AIM
Return every line of the data below that includes the string "jest".

GIVEN ENTRIES

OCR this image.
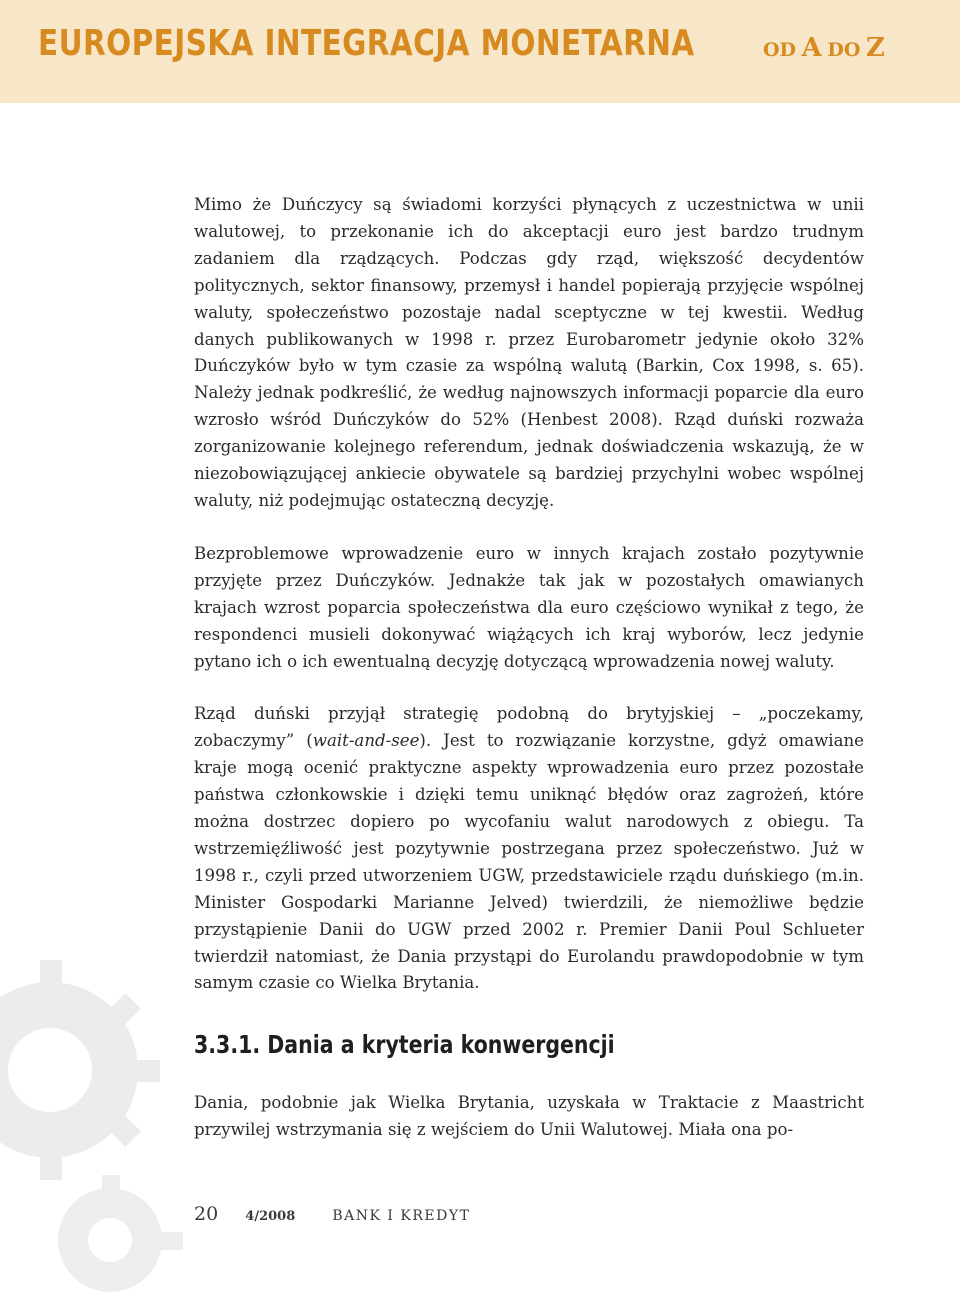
EUROPEJSKA INTEGRACJA MONETARNA	OD A DO Z

Mimo że Duńczycy są świadomi korzyści płynących z uczestnictwa w unii walutowej, to przekonanie ich do akceptacji euro jest bardzo trudnym zadaniem dla rządzących. Podczas gdy rząd, większość decydentów politycznych, sektor finansowy, przemysł i handel popierają przyjęcie wspólnej waluty, społeczeństwo pozostaje nadal sceptyczne w tej kwestii. Według danych publikowanych w 1998 r. przez Eurobarometr jedynie około 32% Duńczyków było w tym czasie za wspólną walutą (Barkin, Cox 1998, s. 65). Należy jednak podkreślić, że według najnowszych informacji poparcie dla euro wzrosło wśród Duńczyków do 52% (Henbest 2008). Rząd duński rozważa zorganizowanie kolejnego referendum, jednak doświadczenia wskazują, że w niezobowiązującej ankiecie obywatele są bardziej przychylni wobec wspólnej waluty, niż podejmując ostateczną decyzję.

Bezproblemowe wprowadzenie euro w innych krajach zostało pozytywnie przyjęte przez Duńczyków. Jednakże tak jak w pozostałych omawianych krajach wzrost poparcia społeczeństwa dla euro częściowo wynikał z tego, że respondenci musieli dokonywać wiążących ich kraj wyborów, lecz jedynie pytano ich o ich ewentualną decyzję dotyczącą wprowadzenia nowej waluty.

Rząd duński przyjął strategię podobną do brytyjskiej – „poczekamy, zobaczymy” (wait-and-see). Jest to rozwiązanie korzystne, gdyż omawiane kraje mogą ocenić praktyczne aspekty wprowadzenia euro przez pozostałe państwa członkowskie i dzięki temu uniknąć błędów oraz zagrożeń, które można dostrzec dopiero po wycofaniu walut narodowych z obiegu. Ta wstrzemięźliwość jest pozytywnie postrzegana przez społeczeństwo. Już w 1998 r., czyli przed utworzeniem UGW, przedstawiciele rządu duńskiego (m.in. Minister Gospodarki Marianne Jelved) twierdzili, że niemożliwe będzie przystąpienie Danii do UGW przed 2002 r. Premier Danii Poul Schlueter twierdził natomiast, że Dania przystąpi do Eurolandu prawdopodobnie w tym samym czasie co Wielka Brytania.

3.3.1. Dania a kryteria konwergencji

Dania, podobnie jak Wielka Brytania, uzyskała w Traktacie z Maastricht przywilej wstrzymania się z wejściem do Unii Walutowej. Miała ona po-

20 4/2008	BANK I KREDYT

TASK SOLUTION
Mimo że Duńczycy są świadomi korzyści płynących z uczestnictwa w unii walutowej, to przekonanie ich do akceptacji euro jest bardzo trudnym zadaniem dla rządzących. Podczas gdy rząd, większość decydentów politycznych, sektor finansowy, przemysł i handel popierają przyjęcie wspólnej waluty, społeczeństwo pozostaje nadal sceptyczne w tej kwestii. Według danych publikowanych w 1998 r. przez Eurobarometr jedynie około 32% Duńczyków było w tym czasie za wspólną walutą (Barkin, Cox 1998, s. 65). Należy jednak podkreślić, że według najnowszych informacji poparcie dla euro wzrosło wśród Duńczyków do 52% (Henbest 2008). Rząd duński rozważa zorganizowanie kolejnego referendum, jednak doświadczenia wskazują, że w niezobowiązującej ankiecie obywatele są bardziej przychylni wobec wspólnej waluty, niż podejmując ostateczną decyzję.
Rząd duński przyjął strategię podobną do brytyjskiej – „poczekamy, zobaczymy” (wait-and-see). Jest to rozwiązanie korzystne, gdyż omawiane kraje mogą ocenić praktyczne aspekty wprowadzenia euro przez pozostałe państwa członkowskie i dzięki temu uniknąć błędów oraz zagrożeń, które można dostrzec dopiero po wycofaniu walut narodowych z obiegu. Ta wstrzemięźliwość jest pozytywnie postrzegana przez społeczeństwo. Już w 1998 r., czyli przed utworzeniem UGW, przedstawiciele rządu duńskiego (m.in. Minister Gospodarki Marianne Jelved) twierdzili, że niemożliwe będzie przystąpienie Danii do UGW przed 2002 r. Premier Danii Poul Schlueter twierdził natomiast, że Dania przystąpi do Eurolandu prawdopodobnie w tym samym czasie co Wielka Brytania.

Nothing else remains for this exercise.